Directive: Give the listing again character for character, but drop the images.

Information supplied:
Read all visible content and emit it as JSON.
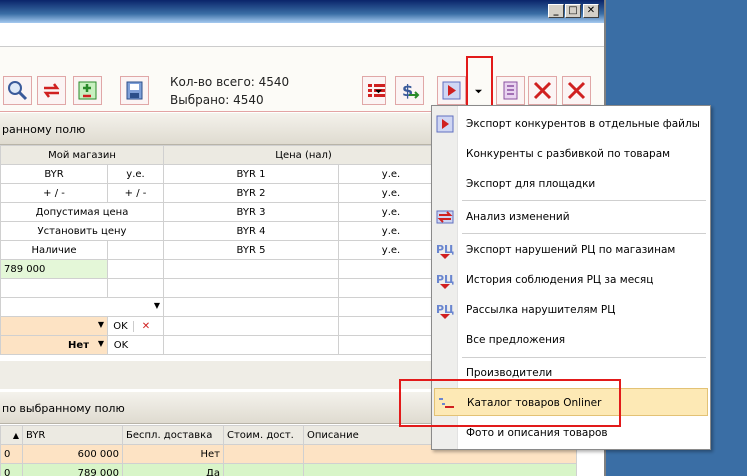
{
  "stats": {
    "total": "Кол-во всего: 4540",
    "selected": "Выбрано: 4540"
  },
  "panel_top": {
    "caption": "ранному полю"
  },
  "panel_bottom": {
    "caption": "по выбранному полю"
  },
  "grid1": {
    "head_left": "Мой магазин",
    "head_right": "Цена (нал)",
    "rows": [
      {
        "a": "BYR",
        "b": "у.е.",
        "c": "BYR 1",
        "d": "у.е."
      },
      {
        "a": "+ / -",
        "b": "+ / -",
        "c": "BYR 2",
        "d": "у.е."
      },
      {
        "a": "Допустимая цена",
        "b": "",
        "c": "BYR 3",
        "d": "у.е."
      },
      {
        "a": "Установить цену",
        "b": "",
        "c": "BYR 4",
        "d": "у.е."
      },
      {
        "a": "Наличие",
        "b": "",
        "c": "BYR 5",
        "d": "у.е."
      }
    ],
    "value_row": "789 000",
    "ok1": "OK",
    "cancel_x": "✕",
    "filter_value": "Нет",
    "ok2": "OK"
  },
  "grid2": {
    "headers": [
      "BYR",
      "Беспл. доставка",
      "Стоим. дост.",
      "Описание"
    ],
    "rows": [
      {
        "idx": "0",
        "byr": "600 000",
        "free": "Нет",
        "cost": "",
        "desc": ""
      },
      {
        "idx": "0",
        "byr": "789 000",
        "free": "Да",
        "cost": "",
        "desc": ""
      }
    ]
  },
  "menu": {
    "items": [
      {
        "label": "Экспорт конкурентов в отдельные файлы",
        "icon": "export-icon"
      },
      {
        "label": "Конкуренты с разбивкой по товарам",
        "icon": ""
      },
      {
        "label": "Экспорт для площадки",
        "icon": ""
      },
      {
        "label": "Анализ изменений",
        "icon": "analysis-icon"
      },
      {
        "label": "Экспорт нарушений РЦ по магазинам",
        "icon": "rc-icon"
      },
      {
        "label": "История соблюдения РЦ за месяц",
        "icon": "rc-icon"
      },
      {
        "label": "Рассылка нарушителям РЦ",
        "icon": "rc-icon"
      },
      {
        "label": "Все предложения",
        "icon": ""
      },
      {
        "label": "Производители",
        "icon": ""
      },
      {
        "label": "Каталог товаров Onliner",
        "icon": "catalog-icon"
      },
      {
        "label": "Фото и описания товаров",
        "icon": ""
      }
    ]
  },
  "colors": {
    "accent_red": "#e21a1a",
    "highlight": "#fde9b5",
    "green_row": "#d8f5c8",
    "orange_row": "#fde3c4"
  }
}
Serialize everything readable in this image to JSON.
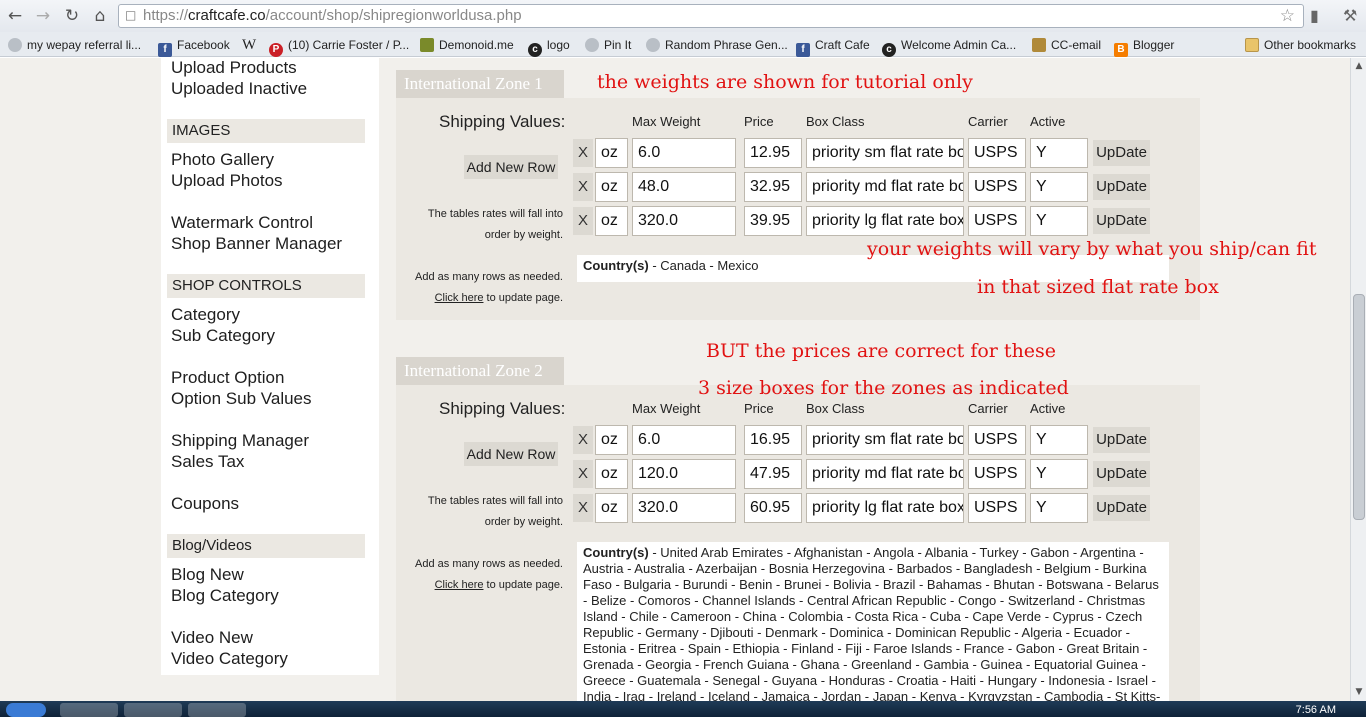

Answer below:
Read all visible content and emit it as JSON.
{
  "stats": {
    "total": "Кол-во всего: 4540",
    "selected": "Выбрано: 4540"
  },
  "panel_top": {
    "caption": "ранному полю"
  },
  "panel_bottom": {
    "caption": "по выбранному полю"
  },
  "grid1": {
    "head_left": "Мой магазин",
    "head_right": "Цена (нал)",
    "rows": [
      {
        "a": "BYR",
        "b": "у.е.",
        "c": "BYR 1",
        "d": "у.е."
      },
      {
        "a": "+ / -",
        "b": "+ / -",
        "c": "BYR 2",
        "d": "у.е."
      },
      {
        "a": "Допустимая цена",
        "b": "",
        "c": "BYR 3",
        "d": "у.е."
      },
      {
        "a": "Установить цену",
        "b": "",
        "c": "BYR 4",
        "d": "у.е."
      },
      {
        "a": "Наличие",
        "b": "",
        "c": "BYR 5",
        "d": "у.е."
      }
    ],
    "value_row": "789 000",
    "ok1": "OK",
    "cancel_x": "✕",
    "filter_value": "Нет",
    "ok2": "OK"
  },
  "grid2": {
    "headers": [
      "BYR",
      "Беспл. доставка",
      "Стоим. дост.",
      "Описание"
    ],
    "rows": [
      {
        "idx": "0",
        "byr": "600 000",
        "free": "Нет",
        "cost": "",
        "desc": ""
      },
      {
        "idx": "0",
        "byr": "789 000",
        "free": "Да",
        "cost": "",
        "desc": ""
      }
    ]
  },
  "menu": {
    "items": [
      {
        "label": "Экспорт конкурентов в отдельные файлы",
        "icon": "export-icon"
      },
      {
        "label": "Конкуренты с разбивкой по товарам",
        "icon": ""
      },
      {
        "label": "Экспорт для площадки",
        "icon": ""
      },
      {
        "label": "Анализ изменений",
        "icon": "analysis-icon"
      },
      {
        "label": "Экспорт нарушений РЦ по магазинам",
        "icon": "rc-icon"
      },
      {
        "label": "История соблюдения РЦ за месяц",
        "icon": "rc-icon"
      },
      {
        "label": "Рассылка нарушителям РЦ",
        "icon": "rc-icon"
      },
      {
        "label": "Все предложения",
        "icon": ""
      },
      {
        "label": "Производители",
        "icon": ""
      },
      {
        "label": "Каталог товаров Onliner",
        "icon": "catalog-icon"
      },
      {
        "label": "Фото и описания товаров",
        "icon": ""
      }
    ]
  },
  "colors": {
    "accent_red": "#e21a1a",
    "highlight": "#fde9b5",
    "green_row": "#d8f5c8",
    "orange_row": "#fde3c4"
  }
}
Serialize everything readable in this image to JSON.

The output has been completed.